Short problem: Can you transcribe every line exactly and leave the pictures behind?

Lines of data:
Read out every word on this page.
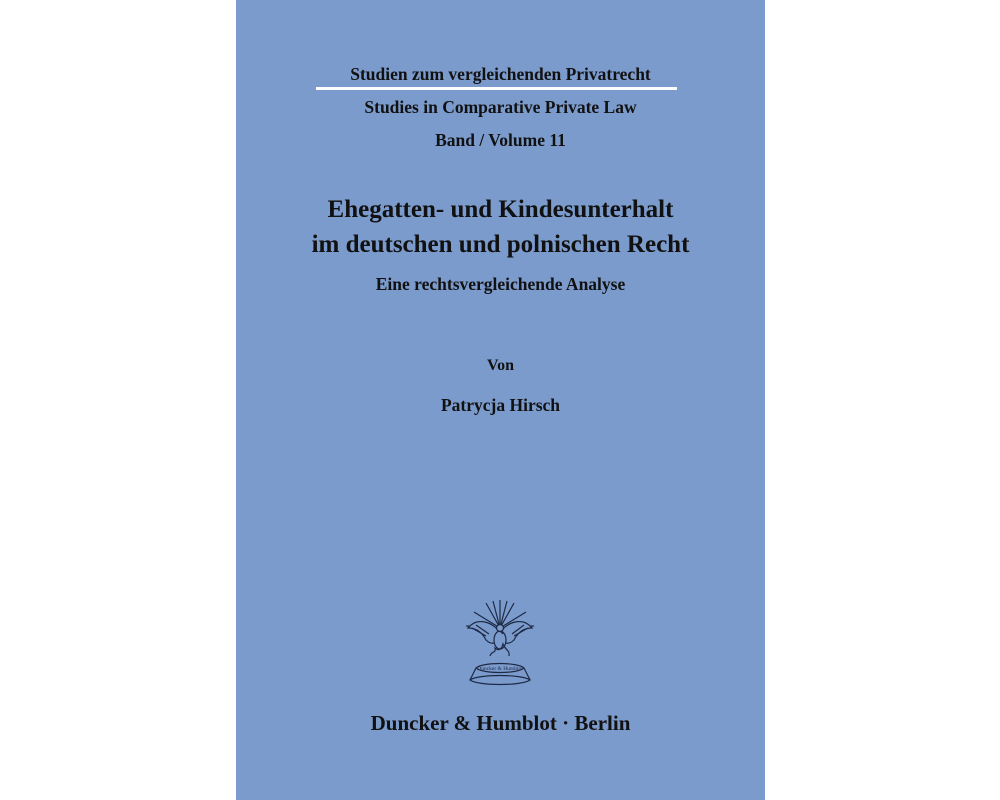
Studien zum vergleichenden Privatrecht
Studies in Comparative Private Law
Band / Volume 11
Ehegatten- und Kindesunterhalt
im deutschen und polnischen Recht
Eine rechtsvergleichende Analyse
Von
Patrycja Hirsch
Duncker & Humblot
Duncker & Humblot · Berlin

Expected answer:
Read out every word on this page.
Studien zum vergleichenden Privatrecht
Studies in Comparative Private Law
Band / Volume 11
Ehegatten- und Kindesunterhalt
im deutschen und polnischen Recht
Eine rechtsvergleichende Analyse
Von
Patrycja Hirsch
Duncker & Humblot
Duncker & Humblot · Berlin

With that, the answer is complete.